-- start of Passage provided --

A suit by bondholders of a state drainage district to restrain
the enforcement of state statutes effecting changes in rates,
collection, and disposition of taxes on lands of the district, and
authority to issue bonds, etc., upon the ground that such changes
unconstitutionally impair the obligations of the plaintiffs'
contracts, cannot be tried under Jud.Code § 266 by a District
Court of three judges, nor be appealed directly to this Court, the
statutes attacked not being of general application, but affecting
exclusively the particular district of the State. P.
307 U. S.
211.
Jurisdiction is not conferred in such a case by joining as
defendants state officials whose duties under the statutes in
question are of local, not of statewide, concern.
24 F. Supp. 458 vacated.
Appeal from a decree of the District Court, constituted of three
judges, which dismissed a suit seeking an injunction against the
enforcement of certain Florida statutes alleged to be
unconstitutional.
See also s.c., 57 F.2d 1058. This Court,
finding itself without jurisdiction, vacates the decree and remands
the case to the District
Page 307 U. S. 209
Court for further proceedings to be taken independently of
Jud.Code § 266.
Opinion by MR. JUSTICE FRANKFURTER.
The case is here on appeal under § 238 of the Judicial Code
as amended, 28 U.S.C. § 345, to review a decree of a district
court of three judges convened under § 266 of the Judicial
Code as amended, 28 U.S.C. § 380, denying an interlocutory
injunction and dismissing the bill and supplemental bills. The
bills challenged the validity of certain Florida statutes as
impairments of the obligation of contract between the Board of
Commissioners of Everglades Drainage District and the appellants,
as holders of some of its outstanding bonds. The decree of the
district court was based on its conception of the applicability of
Erie R. Co. v. Tompkins, 304 U. S. 64, but
this and other questions are not now open for consideration if
§ 266 does not cover a situation like the present. If there be
a jurisdictional barrier here, it binds us though not invoked by
the appellees.

-- end of Passage provided --
-- start of Given information --

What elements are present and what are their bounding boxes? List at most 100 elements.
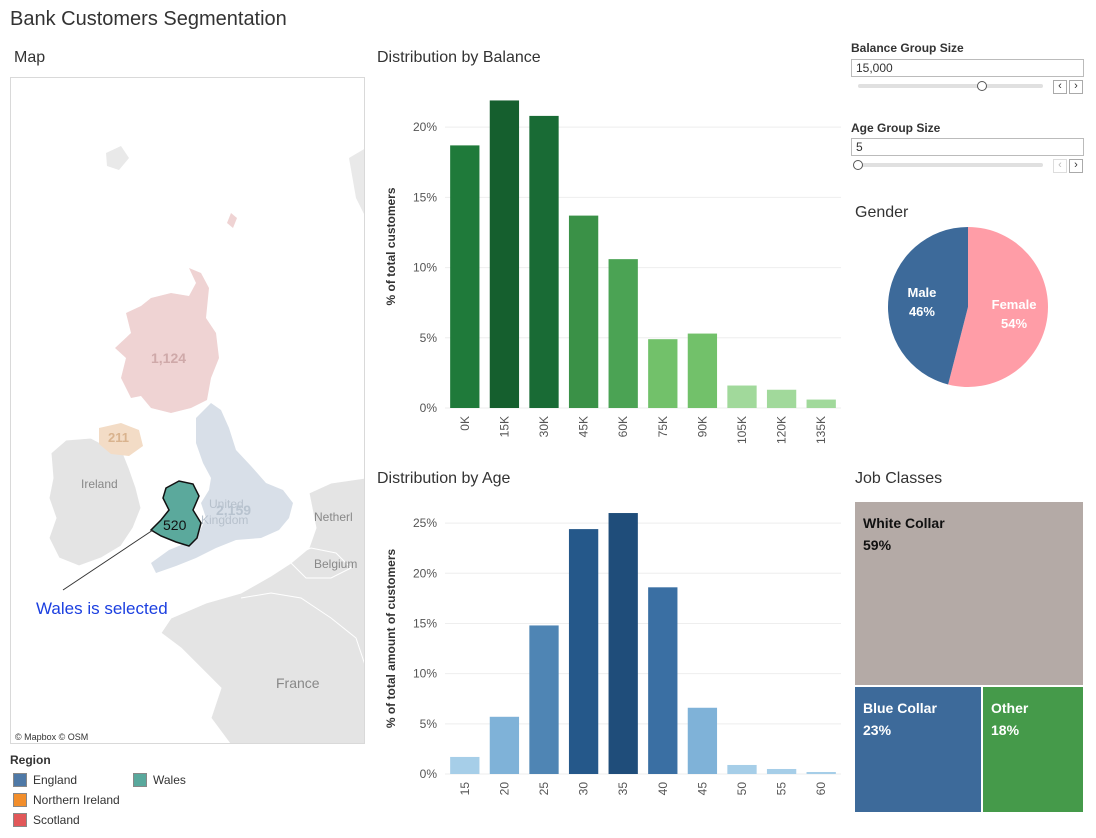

-- end of Given information --

• [Tasks for this exercise]:
a – In the court opinion excerpt, rewrite the part from "Appeal from a" to "MR. JUSTICE FRANKFURTER.", substituting "judgment" for "decree".
b – Resume the court opinion on the Everglades Drainage District bondholders' appeal, picking up after its final sentence.

• [Answers for the exercise]:
a –
Appeal from a judgment of the District Court, constituted of three
judges, which dismissed a suit seeking an injunction against the
enforcement of certain Florida statutes alleged to be
unconstitutional.
See also s.c., 57 F.2d 1058. This Court,
finding itself without jurisdiction, vacates the judgment and remands
the case to the District
Page 307 U. S. 209
Court for further proceedings to be taken independently of
Jud.Code § 266.
Opinion by MR. JUSTICE FRANKFURTER.

b –
The record is singularly obscure. This litigation, which has
extended over eight years, is but one phase of a complicated
controversy pursued in both state and federal courts.
Page 307 U. S. 210
The bill was filed on May 19, 1931. A supplemental bill was
filed July 4, 1931. The prayers of the bills were amended on
November 5, 1931. A district court of three judges was convened on
November 14, 1931. On September 17, 1932, orders were entered
denying a motion to dismiss, and granting an interlocutory
injunction conditioned on the filing of a bond for $50,000. Answers
were filed in October and November, 1932. The required bond was not
given, and, on February 23, 1933, an order was entered that the
interlocutory junction should be vacated. The matter then lay
dormant until a second supplemental bill was filed on July 19,
1937. It was not until August 2, 1938, that the order sought here
to be reviewed, denying the motion for an interlocutory injunction
and dismissing the bill, was made.
The facts will be summarized only to the extent necessary to
expose the jurisdictional problem. The Everglades Drainage District
(hereafter called District), comprising a large acreage in the
southern part of Florida, was established by Chapter 6456, Laws of
Florida, Acts of 1913. The administration of the District was
entrusted to a Board of Commissioners (hereafter called the Board),
a body corporate. The lands were originally part of a grant made by
Congress to Florida in 1850 whereby Florida undertook to apply the
lands and proceeds derived from them to drainage and reclamation
purposes. In fulfillment of this obligation, Florida, in 1885
(Chapter 610, Laws of Florida, Acts of 1855), vested the lands in
trustees of the Internal Improvement Fund (hereafter called
Trustees) consisting of designated state officials. Subsequent
legislation for the District made numerous changes affecting its
financial administration and the relations between the District and
the Trustees (Chapters 13633, 14717; 17902, Laws of Florida, 1929,
1931 and 1937). The changes concerned rates of taxes, disposition
of their proceeds, procedure in cases of tax delinquency, and
authorization of bond issues.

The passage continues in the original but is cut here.